Using the data below, copy each line that includes the word "JSON".

--- START Stored data ---

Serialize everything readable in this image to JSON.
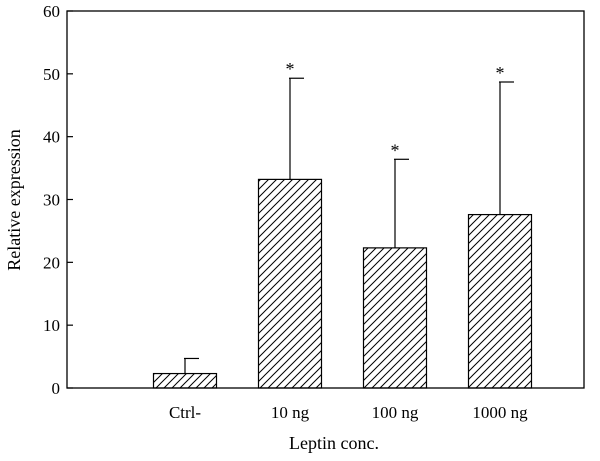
{
  "chart_data": {
    "type": "bar",
    "title": "",
    "xlabel": "Leptin conc.",
    "ylabel": "Relative expression",
    "ylim": [
      0,
      60
    ],
    "yticks": [
      0,
      10,
      20,
      30,
      40,
      50,
      60
    ],
    "categories": [
      "Ctrl-",
      "10 ng",
      "100 ng",
      "1000 ng"
    ],
    "values": [
      2.3,
      33.2,
      22.3,
      27.6
    ],
    "error_upper": [
      4.7,
      49.3,
      36.4,
      48.7
    ],
    "significance": [
      "",
      "*",
      "*",
      "*"
    ],
    "fill_pattern": "diagonal-hatch",
    "colors": {
      "bar_stroke": "#000000",
      "hatch": "#000000",
      "background": "#ffffff"
    }
  }
}
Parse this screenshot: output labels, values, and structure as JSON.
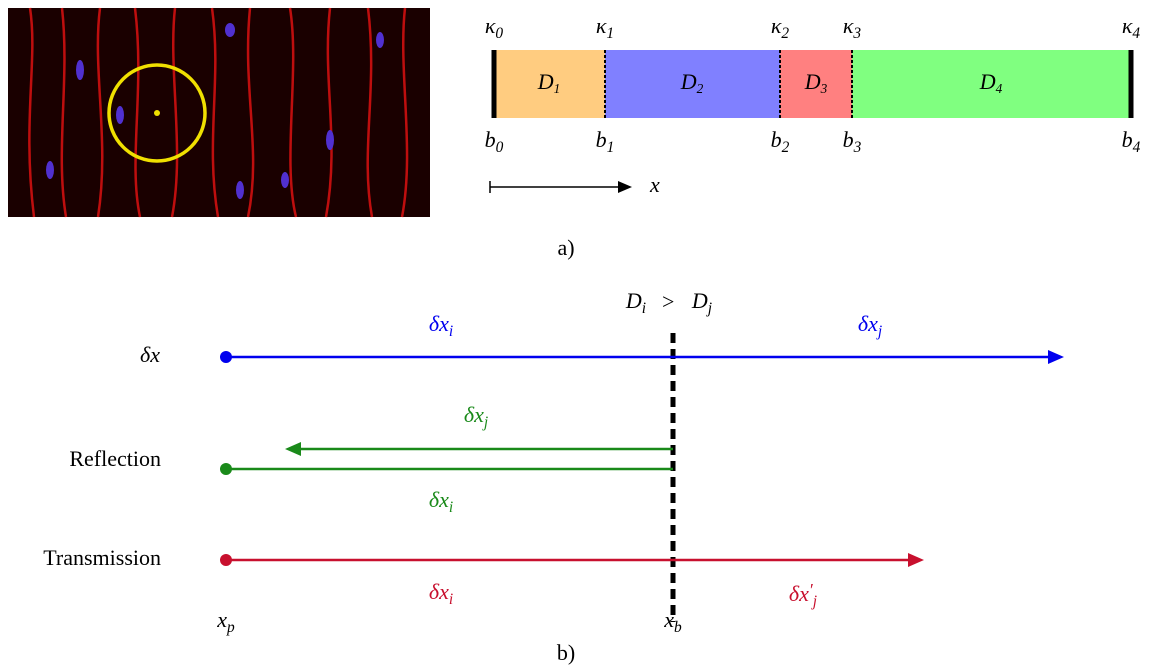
{
  "panel_a": {
    "kappa_labels": [
      {
        "base": "κ",
        "sub": "0"
      },
      {
        "base": "κ",
        "sub": "1"
      },
      {
        "base": "κ",
        "sub": "2"
      },
      {
        "base": "κ",
        "sub": "3"
      },
      {
        "base": "κ",
        "sub": "4"
      }
    ],
    "domain_labels": [
      {
        "base": "D",
        "sub": "1"
      },
      {
        "base": "D",
        "sub": "2"
      },
      {
        "base": "D",
        "sub": "3"
      },
      {
        "base": "D",
        "sub": "4"
      }
    ],
    "boundary_labels": [
      {
        "base": "b",
        "sub": "0"
      },
      {
        "base": "b",
        "sub": "1"
      },
      {
        "base": "b",
        "sub": "2"
      },
      {
        "base": "b",
        "sub": "3"
      },
      {
        "base": "b",
        "sub": "4"
      }
    ],
    "axis_label": "x",
    "caption": "a)"
  },
  "panel_b": {
    "condition": {
      "left": {
        "base": "D",
        "sub": "i"
      },
      "op": ">",
      "right": {
        "base": "D",
        "sub": "j"
      }
    },
    "rows": [
      {
        "label": {
          "base": "δx"
        },
        "segment_labels": [
          {
            "base": "δx",
            "sub": "i"
          },
          {
            "base": "δx",
            "sub": "j"
          }
        ]
      },
      {
        "label": "Reflection",
        "segment_labels": [
          {
            "base": "δx",
            "sub": "j"
          },
          {
            "base": "δx",
            "sub": "i"
          }
        ]
      },
      {
        "label": "Transmission",
        "segment_labels": [
          {
            "base": "δx",
            "sub": "i"
          },
          {
            "base": "δx",
            "prime": "′",
            "sub": "j"
          }
        ]
      }
    ],
    "point_labels": [
      {
        "base": "x",
        "sub": "p"
      },
      {
        "base": "x",
        "sub": "b"
      }
    ],
    "caption": "b)"
  }
}
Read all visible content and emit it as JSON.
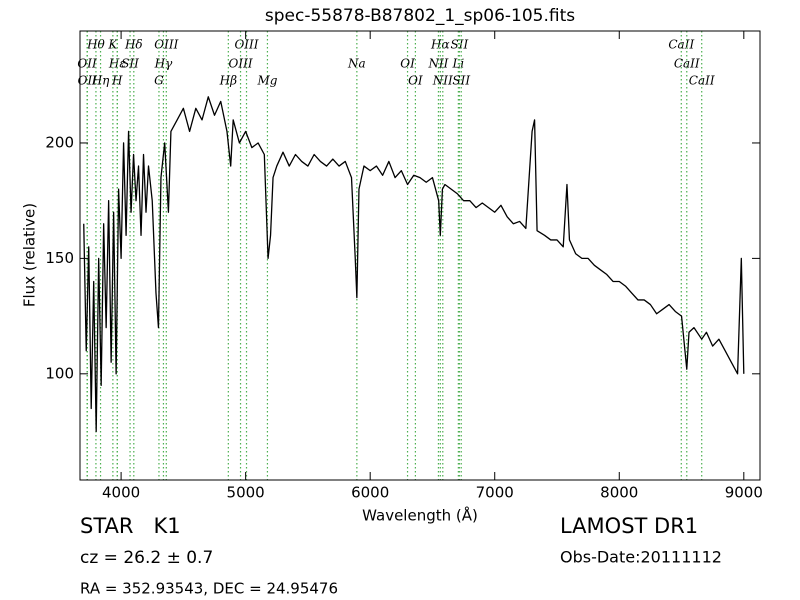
{
  "chart_data": {
    "type": "line",
    "title": "spec-55878-B87802_1_sp06-105.fits",
    "x_label": "Wavelength (Å)",
    "y_label": "Flux (relative)",
    "color": "#000000",
    "line_color": "#4caf50",
    "xlim": [
      3670,
      9130
    ],
    "ylim": [
      54,
      248.5
    ],
    "xticks": [
      4000,
      5000,
      6000,
      7000,
      8000,
      9000
    ],
    "yticks": [
      100,
      150,
      200
    ],
    "x": [
      3700,
      3720,
      3740,
      3760,
      3780,
      3800,
      3820,
      3840,
      3860,
      3880,
      3900,
      3920,
      3940,
      3960,
      3980,
      4000,
      4020,
      4040,
      4060,
      4080,
      4100,
      4120,
      4140,
      4160,
      4180,
      4200,
      4220,
      4250,
      4280,
      4300,
      4320,
      4350,
      4380,
      4400,
      4450,
      4500,
      4550,
      4600,
      4650,
      4700,
      4750,
      4800,
      4850,
      4880,
      4900,
      4950,
      5000,
      5050,
      5100,
      5150,
      5180,
      5200,
      5220,
      5250,
      5300,
      5350,
      5400,
      5450,
      5500,
      5550,
      5600,
      5650,
      5700,
      5750,
      5800,
      5850,
      5880,
      5893,
      5910,
      5950,
      6000,
      6050,
      6100,
      6150,
      6200,
      6250,
      6300,
      6350,
      6400,
      6450,
      6500,
      6550,
      6563,
      6580,
      6600,
      6650,
      6700,
      6750,
      6800,
      6850,
      6900,
      6950,
      7000,
      7050,
      7100,
      7150,
      7200,
      7250,
      7300,
      7320,
      7340,
      7400,
      7450,
      7500,
      7550,
      7580,
      7600,
      7650,
      7700,
      7750,
      7800,
      7850,
      7900,
      7950,
      8000,
      8050,
      8100,
      8150,
      8200,
      8250,
      8300,
      8350,
      8400,
      8450,
      8500,
      8542,
      8560,
      8600,
      8662,
      8700,
      8750,
      8800,
      8850,
      8900,
      8950,
      8980,
      9000
    ],
    "values": [
      165,
      110,
      155,
      85,
      140,
      75,
      150,
      95,
      165,
      120,
      175,
      105,
      170,
      100,
      180,
      150,
      200,
      160,
      205,
      170,
      195,
      175,
      190,
      160,
      195,
      170,
      190,
      175,
      135,
      120,
      185,
      200,
      170,
      205,
      210,
      215,
      205,
      215,
      210,
      220,
      212,
      218,
      205,
      190,
      210,
      200,
      205,
      198,
      200,
      195,
      150,
      160,
      185,
      190,
      196,
      190,
      195,
      192,
      190,
      195,
      192,
      190,
      193,
      190,
      192,
      185,
      150,
      133,
      180,
      190,
      188,
      190,
      186,
      192,
      185,
      188,
      182,
      186,
      185,
      183,
      185,
      175,
      160,
      180,
      182,
      180,
      178,
      175,
      175,
      172,
      174,
      172,
      170,
      173,
      168,
      165,
      166,
      163,
      205,
      210,
      162,
      160,
      158,
      158,
      155,
      182,
      158,
      152,
      150,
      150,
      147,
      145,
      143,
      140,
      140,
      138,
      135,
      132,
      132,
      130,
      126,
      128,
      130,
      127,
      125,
      102,
      118,
      120,
      115,
      118,
      112,
      115,
      110,
      105,
      100,
      150,
      100
    ],
    "line_rows": [
      [
        {
          "label": "Hθ",
          "wavelength": 3798
        },
        {
          "label": "K",
          "wavelength": 3934
        },
        {
          "label": "Hδ",
          "wavelength": 4102
        },
        {
          "label": "OIII",
          "wavelength": 4363
        },
        {
          "label": "OIII",
          "wavelength": 5007
        },
        {
          "label": "Hα",
          "wavelength": 6563
        },
        {
          "label": "SII",
          "wavelength": 6716
        },
        {
          "label": "CaII",
          "wavelength": 8498
        }
      ],
      [
        {
          "label": "OII",
          "wavelength": 3727
        },
        {
          "label": "Hε",
          "wavelength": 3970
        },
        {
          "label": "SII",
          "wavelength": 4072
        },
        {
          "label": "Hγ",
          "wavelength": 4340
        },
        {
          "label": "OIII",
          "wavelength": 4959
        },
        {
          "label": "Na",
          "wavelength": 5893
        },
        {
          "label": "OI",
          "wavelength": 6300
        },
        {
          "label": "NII",
          "wavelength": 6548
        },
        {
          "label": "Li",
          "wavelength": 6708
        },
        {
          "label": "CaII",
          "wavelength": 8542
        }
      ],
      [
        {
          "label": "OII",
          "wavelength": 3729
        },
        {
          "label": "Hη",
          "wavelength": 3835
        },
        {
          "label": "H",
          "wavelength": 3969
        },
        {
          "label": "G",
          "wavelength": 4304
        },
        {
          "label": "Hβ",
          "wavelength": 4861
        },
        {
          "label": "Mg",
          "wavelength": 5175
        },
        {
          "label": "OI",
          "wavelength": 6363
        },
        {
          "label": "NII",
          "wavelength": 6583
        },
        {
          "label": "SII",
          "wavelength": 6731
        },
        {
          "label": "CaII",
          "wavelength": 8662
        }
      ]
    ],
    "left_notes": [
      "STAR   K1",
      "cz = 26.2 ± 0.7",
      "RA = 352.93543, DEC = 24.95476"
    ],
    "right_notes": [
      "LAMOST DR1",
      "Obs-Date:20111112"
    ]
  }
}
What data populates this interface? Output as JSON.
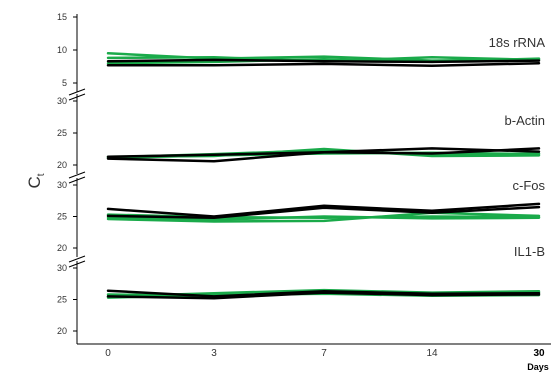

--- END Stored data ---

Reply
Serialize everything readable in this image to JSON.
Parse this screenshot: output labels, values, and structure as JSON.
Read all visible content and emit it as JSON.
What data populates this interface? Output as JSON.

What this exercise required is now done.